• _To be done_
Search the records for the word "square" and report each line that has it.

Extracted information start

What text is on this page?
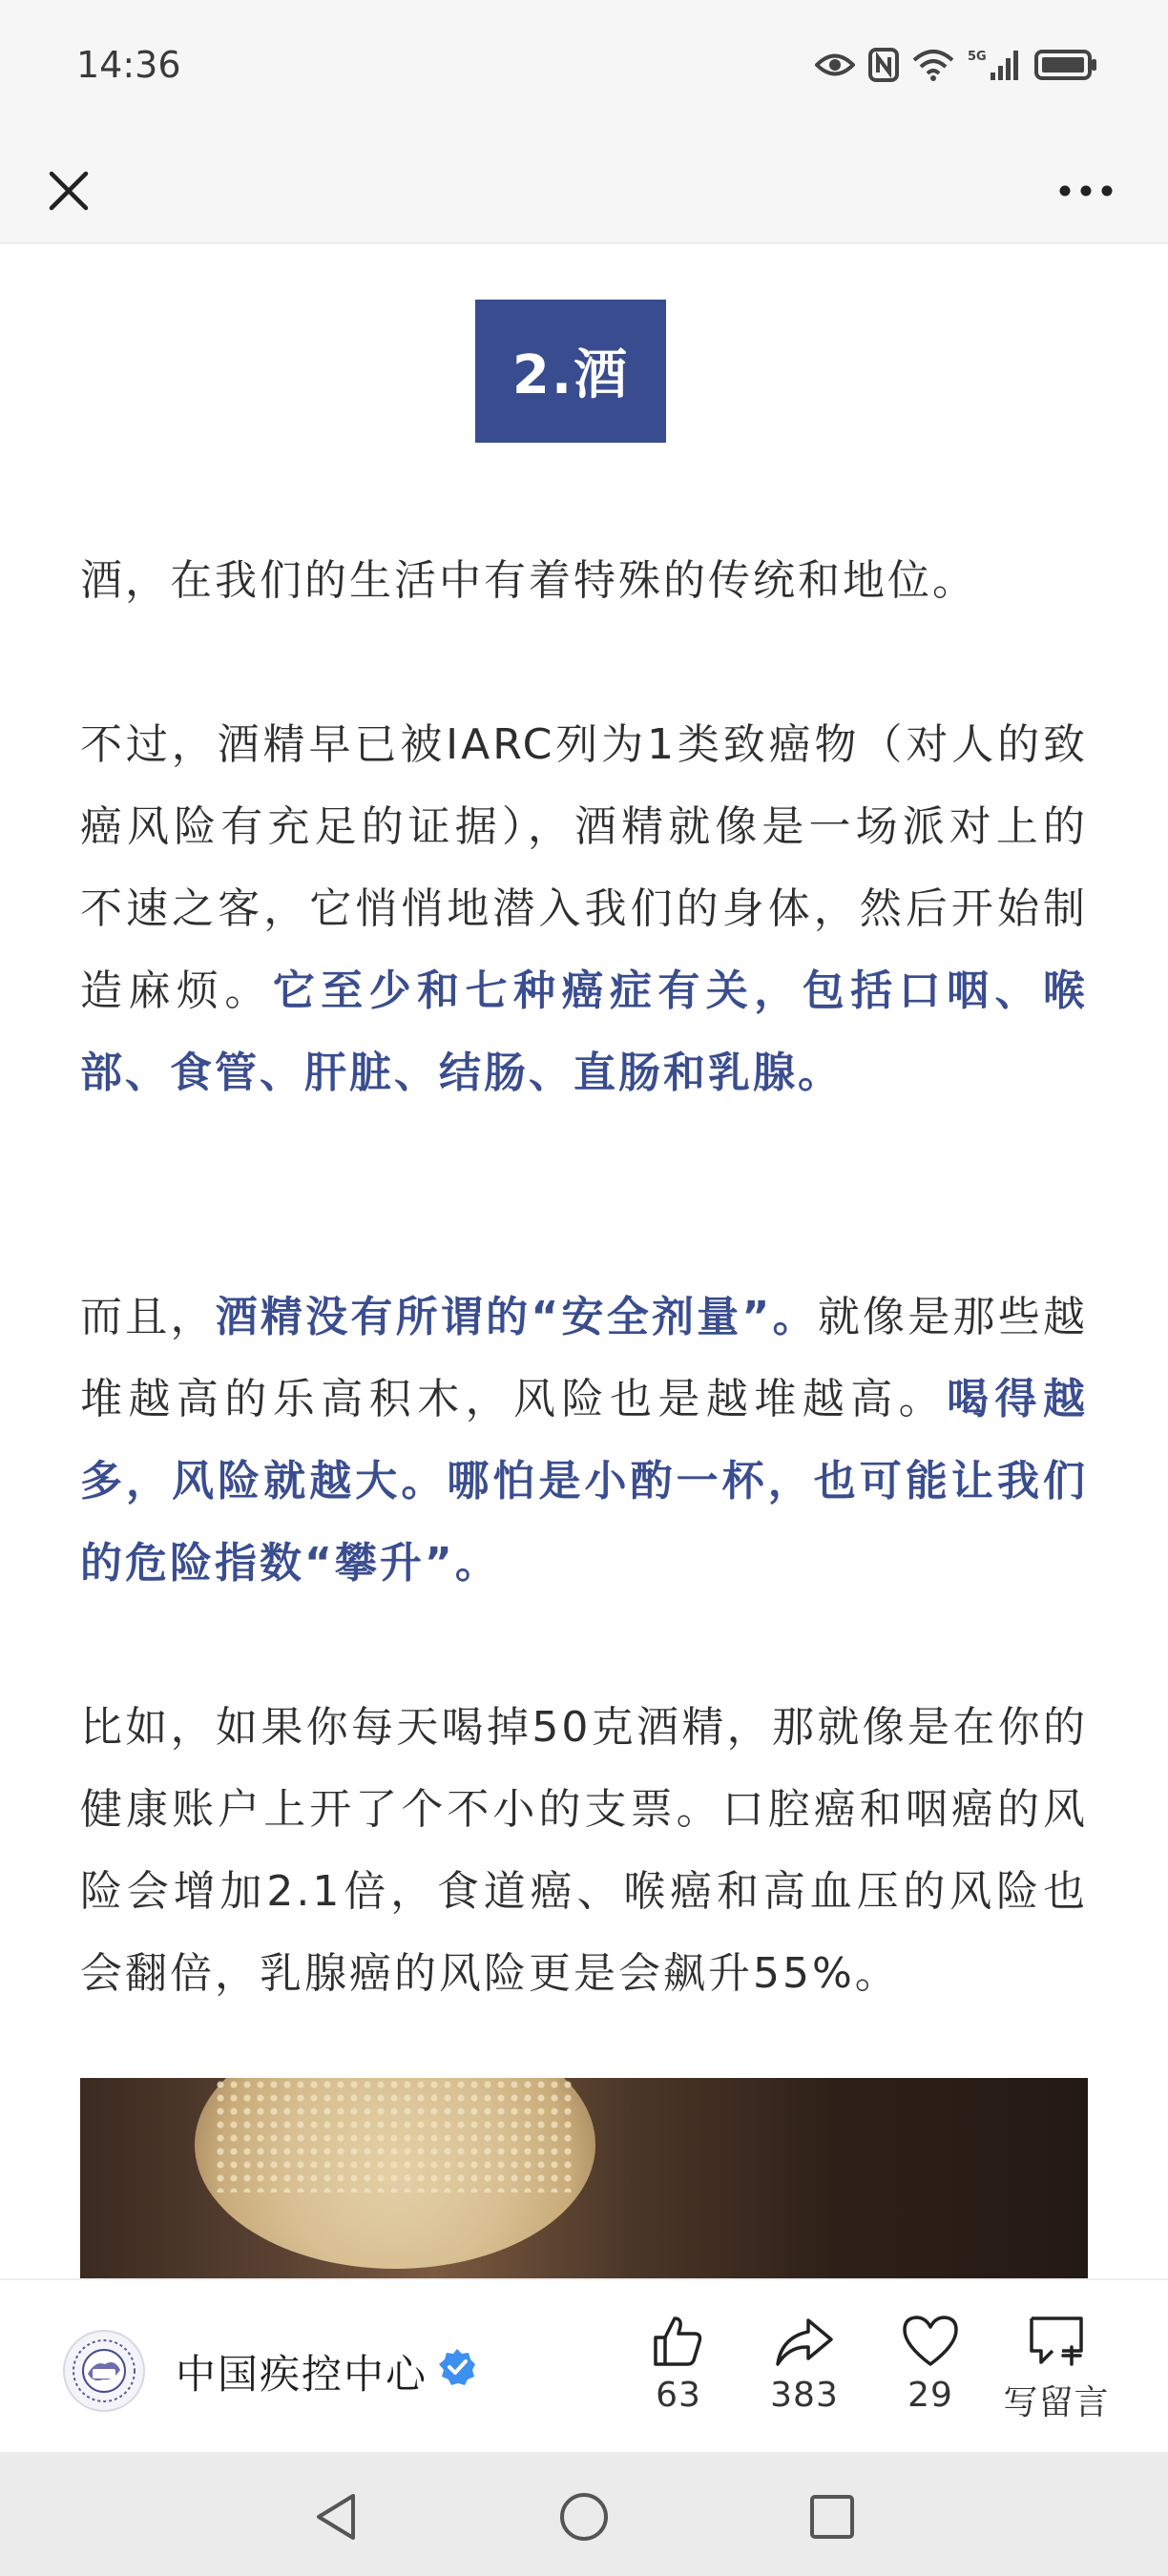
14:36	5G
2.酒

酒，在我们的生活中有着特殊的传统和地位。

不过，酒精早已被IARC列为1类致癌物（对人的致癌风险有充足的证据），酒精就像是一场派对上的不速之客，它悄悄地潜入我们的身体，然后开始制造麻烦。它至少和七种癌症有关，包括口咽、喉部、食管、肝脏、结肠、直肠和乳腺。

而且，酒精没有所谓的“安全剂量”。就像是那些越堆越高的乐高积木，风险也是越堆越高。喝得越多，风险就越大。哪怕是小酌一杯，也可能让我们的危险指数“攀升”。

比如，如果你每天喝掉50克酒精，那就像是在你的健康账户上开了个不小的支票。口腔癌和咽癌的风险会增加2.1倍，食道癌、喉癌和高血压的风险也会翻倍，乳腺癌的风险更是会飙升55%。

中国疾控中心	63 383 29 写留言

Extracted information end
Extracted information start

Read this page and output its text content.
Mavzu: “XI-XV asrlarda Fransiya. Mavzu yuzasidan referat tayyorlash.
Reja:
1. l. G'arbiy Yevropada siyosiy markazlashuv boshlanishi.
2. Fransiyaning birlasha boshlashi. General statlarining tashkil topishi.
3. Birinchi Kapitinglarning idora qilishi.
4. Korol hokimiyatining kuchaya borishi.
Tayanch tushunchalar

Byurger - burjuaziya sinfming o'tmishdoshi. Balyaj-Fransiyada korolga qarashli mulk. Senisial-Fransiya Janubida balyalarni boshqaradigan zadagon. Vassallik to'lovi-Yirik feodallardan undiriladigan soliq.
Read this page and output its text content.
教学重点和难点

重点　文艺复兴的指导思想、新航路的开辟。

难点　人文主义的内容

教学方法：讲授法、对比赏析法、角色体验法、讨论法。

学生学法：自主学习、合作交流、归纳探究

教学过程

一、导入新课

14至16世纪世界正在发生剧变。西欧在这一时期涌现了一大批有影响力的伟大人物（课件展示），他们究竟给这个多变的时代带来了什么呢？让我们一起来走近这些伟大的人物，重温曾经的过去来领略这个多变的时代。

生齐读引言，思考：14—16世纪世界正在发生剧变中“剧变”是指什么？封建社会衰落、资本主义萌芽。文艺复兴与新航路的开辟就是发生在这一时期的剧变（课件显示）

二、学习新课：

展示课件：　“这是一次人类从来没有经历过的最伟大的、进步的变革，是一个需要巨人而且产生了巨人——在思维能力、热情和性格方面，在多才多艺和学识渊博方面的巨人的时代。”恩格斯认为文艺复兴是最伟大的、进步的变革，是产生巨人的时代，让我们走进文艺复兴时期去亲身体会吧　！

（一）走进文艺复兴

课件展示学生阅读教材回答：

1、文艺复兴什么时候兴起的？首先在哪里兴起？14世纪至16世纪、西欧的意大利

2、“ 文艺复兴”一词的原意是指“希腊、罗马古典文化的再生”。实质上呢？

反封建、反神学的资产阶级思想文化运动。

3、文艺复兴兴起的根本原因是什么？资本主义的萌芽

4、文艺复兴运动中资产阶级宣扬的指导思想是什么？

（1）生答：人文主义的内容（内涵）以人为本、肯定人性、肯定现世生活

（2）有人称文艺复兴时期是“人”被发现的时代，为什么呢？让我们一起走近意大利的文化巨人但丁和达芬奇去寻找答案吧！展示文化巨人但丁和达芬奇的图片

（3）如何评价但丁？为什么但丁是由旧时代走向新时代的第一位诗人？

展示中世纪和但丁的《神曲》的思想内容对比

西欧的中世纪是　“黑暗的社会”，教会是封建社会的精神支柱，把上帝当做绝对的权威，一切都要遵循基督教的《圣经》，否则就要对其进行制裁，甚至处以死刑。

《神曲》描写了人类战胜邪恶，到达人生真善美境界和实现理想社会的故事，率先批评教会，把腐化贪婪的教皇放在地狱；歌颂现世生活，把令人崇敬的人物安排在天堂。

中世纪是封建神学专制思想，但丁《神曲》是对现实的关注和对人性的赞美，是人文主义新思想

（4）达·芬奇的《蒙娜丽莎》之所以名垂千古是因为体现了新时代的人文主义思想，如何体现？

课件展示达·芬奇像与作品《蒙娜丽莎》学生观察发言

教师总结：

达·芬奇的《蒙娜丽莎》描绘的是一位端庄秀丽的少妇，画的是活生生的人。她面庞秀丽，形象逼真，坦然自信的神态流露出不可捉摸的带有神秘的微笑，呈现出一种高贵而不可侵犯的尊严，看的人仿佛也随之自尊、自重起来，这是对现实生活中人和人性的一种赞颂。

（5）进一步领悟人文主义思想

Extracted information end
Extracted information start

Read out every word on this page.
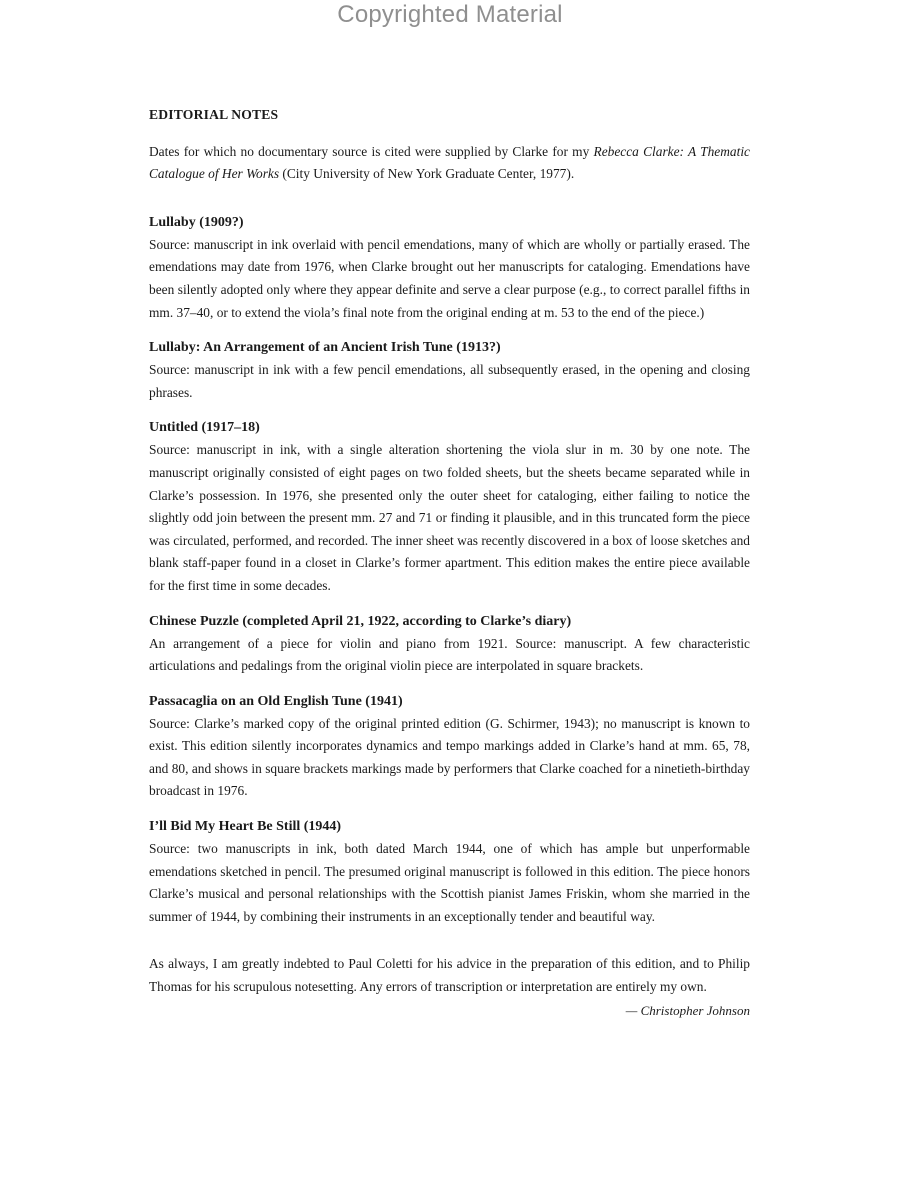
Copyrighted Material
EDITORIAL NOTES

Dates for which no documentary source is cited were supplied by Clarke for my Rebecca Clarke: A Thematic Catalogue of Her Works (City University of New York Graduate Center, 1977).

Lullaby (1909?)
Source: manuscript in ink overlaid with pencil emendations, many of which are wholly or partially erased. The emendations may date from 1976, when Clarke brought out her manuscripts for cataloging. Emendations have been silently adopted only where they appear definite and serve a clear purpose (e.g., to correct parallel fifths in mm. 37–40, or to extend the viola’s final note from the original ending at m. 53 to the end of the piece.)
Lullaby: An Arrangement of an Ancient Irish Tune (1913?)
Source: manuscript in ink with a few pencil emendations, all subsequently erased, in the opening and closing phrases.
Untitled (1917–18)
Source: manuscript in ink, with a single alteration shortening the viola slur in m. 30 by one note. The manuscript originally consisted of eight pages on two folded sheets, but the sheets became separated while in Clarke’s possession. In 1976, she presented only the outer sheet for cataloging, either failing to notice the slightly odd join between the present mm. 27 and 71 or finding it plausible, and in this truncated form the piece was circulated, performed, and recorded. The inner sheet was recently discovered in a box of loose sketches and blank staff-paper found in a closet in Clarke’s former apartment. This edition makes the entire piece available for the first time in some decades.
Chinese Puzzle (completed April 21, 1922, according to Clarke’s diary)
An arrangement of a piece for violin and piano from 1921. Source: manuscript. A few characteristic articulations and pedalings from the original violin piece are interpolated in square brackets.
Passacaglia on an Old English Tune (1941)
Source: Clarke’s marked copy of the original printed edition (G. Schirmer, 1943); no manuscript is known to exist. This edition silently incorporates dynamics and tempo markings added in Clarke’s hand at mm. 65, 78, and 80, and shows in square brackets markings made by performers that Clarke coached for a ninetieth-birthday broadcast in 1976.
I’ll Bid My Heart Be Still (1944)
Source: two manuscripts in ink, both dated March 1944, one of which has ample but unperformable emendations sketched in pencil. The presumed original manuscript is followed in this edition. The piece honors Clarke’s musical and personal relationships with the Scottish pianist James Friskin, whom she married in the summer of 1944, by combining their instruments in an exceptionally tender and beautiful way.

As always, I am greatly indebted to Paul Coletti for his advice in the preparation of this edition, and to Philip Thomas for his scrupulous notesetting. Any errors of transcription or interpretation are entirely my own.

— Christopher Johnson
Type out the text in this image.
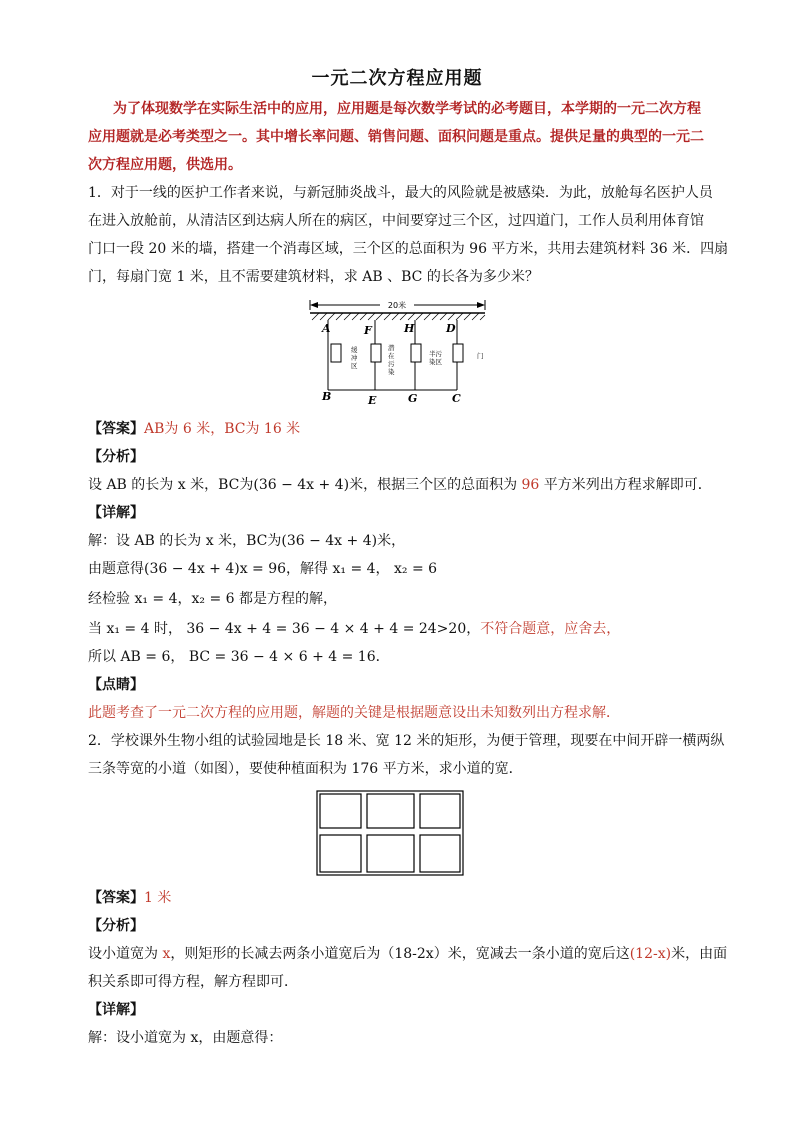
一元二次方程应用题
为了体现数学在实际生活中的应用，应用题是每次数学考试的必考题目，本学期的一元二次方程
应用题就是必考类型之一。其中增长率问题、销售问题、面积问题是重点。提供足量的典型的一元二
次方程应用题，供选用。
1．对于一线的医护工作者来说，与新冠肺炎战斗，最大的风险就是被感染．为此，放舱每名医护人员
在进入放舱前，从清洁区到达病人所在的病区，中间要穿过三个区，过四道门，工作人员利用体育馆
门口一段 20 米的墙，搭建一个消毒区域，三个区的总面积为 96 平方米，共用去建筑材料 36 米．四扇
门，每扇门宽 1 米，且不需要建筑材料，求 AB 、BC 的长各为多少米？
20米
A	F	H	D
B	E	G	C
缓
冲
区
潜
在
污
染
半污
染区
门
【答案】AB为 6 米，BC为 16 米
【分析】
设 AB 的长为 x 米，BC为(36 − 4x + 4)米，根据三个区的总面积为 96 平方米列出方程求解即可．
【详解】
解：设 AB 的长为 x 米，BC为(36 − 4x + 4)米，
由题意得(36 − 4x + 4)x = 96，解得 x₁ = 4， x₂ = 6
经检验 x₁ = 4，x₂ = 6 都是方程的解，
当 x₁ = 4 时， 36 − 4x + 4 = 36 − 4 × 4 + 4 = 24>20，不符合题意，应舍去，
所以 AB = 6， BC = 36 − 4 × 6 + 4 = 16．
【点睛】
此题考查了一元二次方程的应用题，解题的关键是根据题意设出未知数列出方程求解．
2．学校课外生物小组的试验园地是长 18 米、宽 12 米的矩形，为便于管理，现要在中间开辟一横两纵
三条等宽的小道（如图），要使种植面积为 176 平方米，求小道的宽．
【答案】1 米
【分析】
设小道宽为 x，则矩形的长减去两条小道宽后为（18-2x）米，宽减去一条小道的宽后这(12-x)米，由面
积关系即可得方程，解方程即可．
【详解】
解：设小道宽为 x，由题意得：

Extracted information end

• _Task response_
An arrangement of a piece for violin and piano from 1921. Source: manuscript. A few characteristic articulations and pedalings from the original violin piece are interpolated in square brackets.
Source: Clarke’s marked copy of the original printed edition (G. Schirmer, 1943); no manuscript is known to exist. This edition silently incorporates dynamics and tempo markings added in Clarke’s hand at mm. 65, 78, and 80, and shows in square brackets markings made by performers that Clarke coached for a ninetieth-birthday broadcast in 1976.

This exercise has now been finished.